What is asked:
In the entries below, find every line with "following" and copy it.

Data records
####################

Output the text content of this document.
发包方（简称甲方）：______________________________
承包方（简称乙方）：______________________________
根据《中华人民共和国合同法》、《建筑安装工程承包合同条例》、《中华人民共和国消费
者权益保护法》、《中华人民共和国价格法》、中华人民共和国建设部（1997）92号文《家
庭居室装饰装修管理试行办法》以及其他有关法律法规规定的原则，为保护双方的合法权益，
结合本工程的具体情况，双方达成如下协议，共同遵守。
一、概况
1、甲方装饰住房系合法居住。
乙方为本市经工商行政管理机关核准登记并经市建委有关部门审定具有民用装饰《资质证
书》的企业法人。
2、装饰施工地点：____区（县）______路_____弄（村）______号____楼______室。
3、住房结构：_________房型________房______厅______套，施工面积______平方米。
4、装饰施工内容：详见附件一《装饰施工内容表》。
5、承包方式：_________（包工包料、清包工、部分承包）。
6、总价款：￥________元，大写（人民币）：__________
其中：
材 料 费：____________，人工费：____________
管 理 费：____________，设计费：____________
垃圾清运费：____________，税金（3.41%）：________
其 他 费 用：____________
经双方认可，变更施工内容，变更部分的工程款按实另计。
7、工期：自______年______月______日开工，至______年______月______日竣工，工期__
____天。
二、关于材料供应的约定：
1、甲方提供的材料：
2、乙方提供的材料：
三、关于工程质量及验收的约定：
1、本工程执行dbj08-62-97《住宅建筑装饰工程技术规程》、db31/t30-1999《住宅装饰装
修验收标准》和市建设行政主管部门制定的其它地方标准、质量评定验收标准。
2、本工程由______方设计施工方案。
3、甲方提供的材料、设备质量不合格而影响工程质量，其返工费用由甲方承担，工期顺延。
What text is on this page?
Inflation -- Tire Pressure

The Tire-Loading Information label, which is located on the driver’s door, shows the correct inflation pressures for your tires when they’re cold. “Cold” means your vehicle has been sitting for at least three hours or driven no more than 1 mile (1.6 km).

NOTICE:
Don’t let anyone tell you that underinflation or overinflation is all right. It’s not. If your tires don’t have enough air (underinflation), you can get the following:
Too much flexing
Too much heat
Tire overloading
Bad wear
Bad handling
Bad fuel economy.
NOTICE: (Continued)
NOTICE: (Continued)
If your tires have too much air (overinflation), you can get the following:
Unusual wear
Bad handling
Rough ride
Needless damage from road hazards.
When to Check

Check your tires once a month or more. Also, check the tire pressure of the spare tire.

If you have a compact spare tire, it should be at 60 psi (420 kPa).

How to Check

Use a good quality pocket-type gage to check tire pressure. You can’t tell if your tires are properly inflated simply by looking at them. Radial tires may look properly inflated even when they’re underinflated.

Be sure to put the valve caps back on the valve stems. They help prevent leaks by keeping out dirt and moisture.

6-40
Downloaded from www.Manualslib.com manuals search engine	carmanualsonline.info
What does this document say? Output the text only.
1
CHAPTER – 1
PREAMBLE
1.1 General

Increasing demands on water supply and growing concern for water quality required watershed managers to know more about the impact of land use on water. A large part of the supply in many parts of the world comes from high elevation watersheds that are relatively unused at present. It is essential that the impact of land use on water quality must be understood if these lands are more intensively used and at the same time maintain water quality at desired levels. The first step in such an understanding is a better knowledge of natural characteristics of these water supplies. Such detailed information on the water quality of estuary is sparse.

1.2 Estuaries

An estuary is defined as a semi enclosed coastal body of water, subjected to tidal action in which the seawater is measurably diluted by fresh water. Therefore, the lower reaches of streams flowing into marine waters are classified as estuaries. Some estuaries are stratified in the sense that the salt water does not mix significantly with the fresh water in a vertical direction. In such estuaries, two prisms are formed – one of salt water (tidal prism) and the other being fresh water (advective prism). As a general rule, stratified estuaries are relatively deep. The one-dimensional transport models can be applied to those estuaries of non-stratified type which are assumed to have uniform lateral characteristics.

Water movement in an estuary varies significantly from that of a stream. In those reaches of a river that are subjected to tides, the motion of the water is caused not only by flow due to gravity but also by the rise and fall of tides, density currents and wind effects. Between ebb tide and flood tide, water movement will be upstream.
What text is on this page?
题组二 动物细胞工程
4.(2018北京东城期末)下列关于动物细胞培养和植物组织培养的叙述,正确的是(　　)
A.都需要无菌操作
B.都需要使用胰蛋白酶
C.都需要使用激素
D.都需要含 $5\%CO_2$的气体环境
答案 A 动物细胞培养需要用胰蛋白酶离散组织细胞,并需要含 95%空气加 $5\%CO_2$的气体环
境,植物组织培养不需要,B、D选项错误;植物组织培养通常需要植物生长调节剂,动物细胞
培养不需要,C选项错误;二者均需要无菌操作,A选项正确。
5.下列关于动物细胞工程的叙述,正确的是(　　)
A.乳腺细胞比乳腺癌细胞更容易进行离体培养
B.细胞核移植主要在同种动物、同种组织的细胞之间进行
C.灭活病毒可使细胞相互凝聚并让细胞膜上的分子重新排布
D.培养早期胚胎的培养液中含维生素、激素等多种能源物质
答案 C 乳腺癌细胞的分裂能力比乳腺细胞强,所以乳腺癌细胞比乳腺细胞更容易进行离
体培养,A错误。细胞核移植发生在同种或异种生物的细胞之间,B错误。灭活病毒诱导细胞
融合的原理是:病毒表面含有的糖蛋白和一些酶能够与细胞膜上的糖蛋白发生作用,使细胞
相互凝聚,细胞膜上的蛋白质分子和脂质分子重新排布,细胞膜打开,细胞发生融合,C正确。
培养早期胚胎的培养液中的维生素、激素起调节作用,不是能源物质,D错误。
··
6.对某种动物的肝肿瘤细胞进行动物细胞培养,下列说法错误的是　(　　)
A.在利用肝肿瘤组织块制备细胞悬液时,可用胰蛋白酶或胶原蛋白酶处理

####################

Response to the task:
Don’t let anyone tell you that underinflation or overinflation is all right. It’s not. If your tires don’t have enough air (underinflation), you can get the following:
If your tires have too much air (overinflation), you can get the following:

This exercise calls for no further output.